EXERCISE GOAL: According to the passage on funeral customs, how long did the embalming of Jacob take?

DOCUMENT PASSAGE:

* * *

Funeral Customs. Tombs.

1. WHEN a person died, some near relative, or friend, closed his eyes. Gen. xlvi. 4. The body was then washed previous to the preparation for embalming, or burial. Acts ix. 37. If it was embalmed, which required considerable time, the burial ceremonies were not performed for many days or weeks after death. The embalming of Jacob occupied forty days, and it was not till thirty days after this, that they proceeded to bury him. Gen. 1. 1-4.

2. The relations of the deceased expressed their grief in various ways, by rending their garments, beating their breasts, tearing their hair, putting on sackcloth, spreading ashes on the head, &c. It was common also to put away all ornaments, and neglect the personal appearance, as anointing the head, washing, &c. And sometimes they tore the face with their nails, and cut their flesh, which practice, however, was forbidden, probably because it was borrowed from the heathens. Levit. xix. 28; Deut. xiv. 1, 2; Jer. xlviii. 36, 37. These lamentations continued several days, and sometimes several months, when the person was of rank, as appears in the case of Jacob, where the

days of mourning were threescore and ten. Gen. 1. 3. For Aaron and for Moses, they mourned thirty days. Numb. xx. 29; Deut. xxxiv. 8.

3. It was the custom also to employ persons, generally women, to make lamentations, and do the business of mourning on such occasions. This practice is still continued in the East. The following is from Jowett's researches. "The governor of Nablous had died this very morning, and, on coming within sight of the gate, we perceived a numerous company of females, who uttered the most hideous plaints and shrieks. We learned, in the course of the evening, that these were only a small detachment of a very numerous body of cunning women, who were filling the whole city with their cries and wailings. For this good service, they would the next morning wait upon the government, and principal persons, to receive some trifling fee." "Even the poorest Israelite," says Brown, "had two pipers, and one woman to make lamentations."

* * *

RECORD SET:
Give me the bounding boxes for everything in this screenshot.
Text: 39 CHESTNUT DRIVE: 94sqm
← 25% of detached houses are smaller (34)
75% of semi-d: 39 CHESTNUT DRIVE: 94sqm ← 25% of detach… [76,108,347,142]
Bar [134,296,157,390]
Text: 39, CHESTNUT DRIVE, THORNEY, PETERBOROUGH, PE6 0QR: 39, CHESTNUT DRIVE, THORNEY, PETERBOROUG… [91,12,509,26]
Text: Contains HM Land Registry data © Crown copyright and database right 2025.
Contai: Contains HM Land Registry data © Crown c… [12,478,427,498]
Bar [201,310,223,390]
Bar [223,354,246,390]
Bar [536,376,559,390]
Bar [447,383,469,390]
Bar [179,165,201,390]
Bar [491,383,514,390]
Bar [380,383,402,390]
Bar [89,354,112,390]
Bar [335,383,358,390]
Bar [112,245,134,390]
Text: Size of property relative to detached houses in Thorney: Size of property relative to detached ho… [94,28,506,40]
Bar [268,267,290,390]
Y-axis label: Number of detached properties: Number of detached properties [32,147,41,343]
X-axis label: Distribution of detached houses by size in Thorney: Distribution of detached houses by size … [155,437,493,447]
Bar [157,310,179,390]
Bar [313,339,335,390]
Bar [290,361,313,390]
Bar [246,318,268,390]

* * *

SOLUTION TO THIS TASK: Forty days.